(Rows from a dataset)
───

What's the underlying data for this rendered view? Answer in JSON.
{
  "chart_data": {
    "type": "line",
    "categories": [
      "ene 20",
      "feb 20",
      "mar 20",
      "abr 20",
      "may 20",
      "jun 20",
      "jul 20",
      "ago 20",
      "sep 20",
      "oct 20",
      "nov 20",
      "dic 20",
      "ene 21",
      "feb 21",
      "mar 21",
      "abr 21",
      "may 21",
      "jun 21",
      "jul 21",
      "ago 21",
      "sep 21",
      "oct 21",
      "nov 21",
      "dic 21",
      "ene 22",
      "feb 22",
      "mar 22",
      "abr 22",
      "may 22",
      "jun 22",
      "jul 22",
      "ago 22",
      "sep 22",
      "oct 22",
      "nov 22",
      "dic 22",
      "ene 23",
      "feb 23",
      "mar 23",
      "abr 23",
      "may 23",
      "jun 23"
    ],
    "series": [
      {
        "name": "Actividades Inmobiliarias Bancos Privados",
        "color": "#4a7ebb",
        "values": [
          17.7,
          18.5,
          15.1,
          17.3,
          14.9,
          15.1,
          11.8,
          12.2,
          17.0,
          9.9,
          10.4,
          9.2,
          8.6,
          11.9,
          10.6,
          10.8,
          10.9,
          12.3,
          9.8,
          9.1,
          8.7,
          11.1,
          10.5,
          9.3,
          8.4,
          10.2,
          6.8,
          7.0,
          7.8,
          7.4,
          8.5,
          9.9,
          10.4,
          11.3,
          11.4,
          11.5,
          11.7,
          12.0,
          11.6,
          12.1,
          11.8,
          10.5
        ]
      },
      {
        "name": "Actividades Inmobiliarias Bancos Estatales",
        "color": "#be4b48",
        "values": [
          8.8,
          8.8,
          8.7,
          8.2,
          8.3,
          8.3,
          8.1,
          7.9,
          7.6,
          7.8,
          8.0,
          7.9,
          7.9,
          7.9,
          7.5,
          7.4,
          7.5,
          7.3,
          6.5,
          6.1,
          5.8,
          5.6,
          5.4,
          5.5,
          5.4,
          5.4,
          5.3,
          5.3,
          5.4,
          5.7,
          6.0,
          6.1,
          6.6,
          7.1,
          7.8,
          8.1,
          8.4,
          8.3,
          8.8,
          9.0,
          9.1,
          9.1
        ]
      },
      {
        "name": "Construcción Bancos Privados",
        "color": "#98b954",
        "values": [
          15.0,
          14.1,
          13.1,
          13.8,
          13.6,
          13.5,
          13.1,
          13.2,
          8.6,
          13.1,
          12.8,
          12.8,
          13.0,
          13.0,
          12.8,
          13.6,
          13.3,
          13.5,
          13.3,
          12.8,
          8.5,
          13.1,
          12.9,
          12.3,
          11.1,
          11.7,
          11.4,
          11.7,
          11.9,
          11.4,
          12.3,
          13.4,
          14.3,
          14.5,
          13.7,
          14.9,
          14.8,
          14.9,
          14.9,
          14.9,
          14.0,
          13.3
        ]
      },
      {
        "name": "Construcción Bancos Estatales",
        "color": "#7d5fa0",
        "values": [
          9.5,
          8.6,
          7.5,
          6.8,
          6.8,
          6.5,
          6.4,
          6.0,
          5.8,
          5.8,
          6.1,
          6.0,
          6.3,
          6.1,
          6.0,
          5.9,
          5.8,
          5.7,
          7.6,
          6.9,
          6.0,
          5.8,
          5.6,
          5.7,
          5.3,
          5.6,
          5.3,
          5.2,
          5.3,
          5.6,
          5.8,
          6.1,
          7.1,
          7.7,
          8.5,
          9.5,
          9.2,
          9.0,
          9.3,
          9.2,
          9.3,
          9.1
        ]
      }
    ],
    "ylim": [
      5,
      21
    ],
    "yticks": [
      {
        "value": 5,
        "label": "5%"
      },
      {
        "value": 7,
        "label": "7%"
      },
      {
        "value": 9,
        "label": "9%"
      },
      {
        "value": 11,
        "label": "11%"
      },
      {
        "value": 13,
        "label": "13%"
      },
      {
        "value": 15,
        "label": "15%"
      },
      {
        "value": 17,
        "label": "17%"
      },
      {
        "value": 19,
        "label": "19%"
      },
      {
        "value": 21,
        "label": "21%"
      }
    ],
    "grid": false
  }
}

───

■ **The task**
Retype every entry word for word.

■ **Result**
What's the underlying data for this rendered view? Answer in JSON.
{
  "chart_data": {
    "type": "line",
    "categories": [
      "ene 20",
      "feb 20",
      "mar 20",
      "abr 20",
      "may 20",
      "jun 20",
      "jul 20",
      "ago 20",
      "sep 20",
      "oct 20",
      "nov 20",
      "dic 20",
      "ene 21",
      "feb 21",
      "mar 21",
      "abr 21",
      "may 21",
      "jun 21",
      "jul 21",
      "ago 21",
      "sep 21",
      "oct 21",
      "nov 21",
      "dic 21",
      "ene 22",
      "feb 22",
      "mar 22",
      "abr 22",
      "may 22",
      "jun 22",
      "jul 22",
      "ago 22",
      "sep 22",
      "oct 22",
      "nov 22",
      "dic 22",
      "ene 23",
      "feb 23",
      "mar 23",
      "abr 23",
      "may 23",
      "jun 23"
    ],
    "series": [
      {
        "name": "Actividades Inmobiliarias Bancos Privados",
        "color": "#4a7ebb",
        "values": [
          17.7,
          18.5,
          15.1,
          17.3,
          14.9,
          15.1,
          11.8,
          12.2,
          17.0,
          9.9,
          10.4,
          9.2,
          8.6,
          11.9,
          10.6,
          10.8,
          10.9,
          12.3,
          9.8,
          9.1,
          8.7,
          11.1,
          10.5,
          9.3,
          8.4,
          10.2,
          6.8,
          7.0,
          7.8,
          7.4,
          8.5,
          9.9,
          10.4,
          11.3,
          11.4,
          11.5,
          11.7,
          12.0,
          11.6,
          12.1,
          11.8,
          10.5
        ]
      },
      {
        "name": "Actividades Inmobiliarias Bancos Estatales",
        "color": "#be4b48",
        "values": [
          8.8,
          8.8,
          8.7,
          8.2,
          8.3,
          8.3,
          8.1,
          7.9,
          7.6,
          7.8,
          8.0,
          7.9,
          7.9,
          7.9,
          7.5,
          7.4,
          7.5,
          7.3,
          6.5,
          6.1,
          5.8,
          5.6,
          5.4,
          5.5,
          5.4,
          5.4,
          5.3,
          5.3,
          5.4,
          5.7,
          6.0,
          6.1,
          6.6,
          7.1,
          7.8,
          8.1,
          8.4,
          8.3,
          8.8,
          9.0,
          9.1,
          9.1
        ]
      },
      {
        "name": "Construcción Bancos Privados",
        "color": "#98b954",
        "values": [
          15.0,
          14.1,
          13.1,
          13.8,
          13.6,
          13.5,
          13.1,
          13.2,
          8.6,
          13.1,
          12.8,
          12.8,
          13.0,
          13.0,
          12.8,
          13.6,
          13.3,
          13.5,
          13.3,
          12.8,
          8.5,
          13.1,
          12.9,
          12.3,
          11.1,
          11.7,
          11.4,
          11.7,
          11.9,
          11.4,
          12.3,
          13.4,
          14.3,
          14.5,
          13.7,
          14.9,
          14.8,
          14.9,
          14.9,
          14.9,
          14.0,
          13.3
        ]
      },
      {
        "name": "Construcción Bancos Estatales",
        "color": "#7d5fa0",
        "values": [
          9.5,
          8.6,
          7.5,
          6.8,
          6.8,
          6.5,
          6.4,
          6.0,
          5.8,
          5.8,
          6.1,
          6.0,
          6.3,
          6.1,
          6.0,
          5.9,
          5.8,
          5.7,
          7.6,
          6.9,
          6.0,
          5.8,
          5.6,
          5.7,
          5.3,
          5.6,
          5.3,
          5.2,
          5.3,
          5.6,
          5.8,
          6.1,
          7.1,
          7.7,
          8.5,
          9.5,
          9.2,
          9.0,
          9.3,
          9.2,
          9.3,
          9.1
        ]
      }
    ],
    "ylim": [
      5,
      21
    ],
    "yticks": [
      {
        "value": 5,
        "label": "5%"
      },
      {
        "value": 7,
        "label": "7%"
      },
      {
        "value": 9,
        "label": "9%"
      },
      {
        "value": 11,
        "label": "11%"
      },
      {
        "value": 13,
        "label": "13%"
      },
      {
        "value": 15,
        "label": "15%"
      },
      {
        "value": 17,
        "label": "17%"
      },
      {
        "value": 19,
        "label": "19%"
      },
      {
        "value": 21,
        "label": "21%"
      }
    ],
    "grid": false
  }
}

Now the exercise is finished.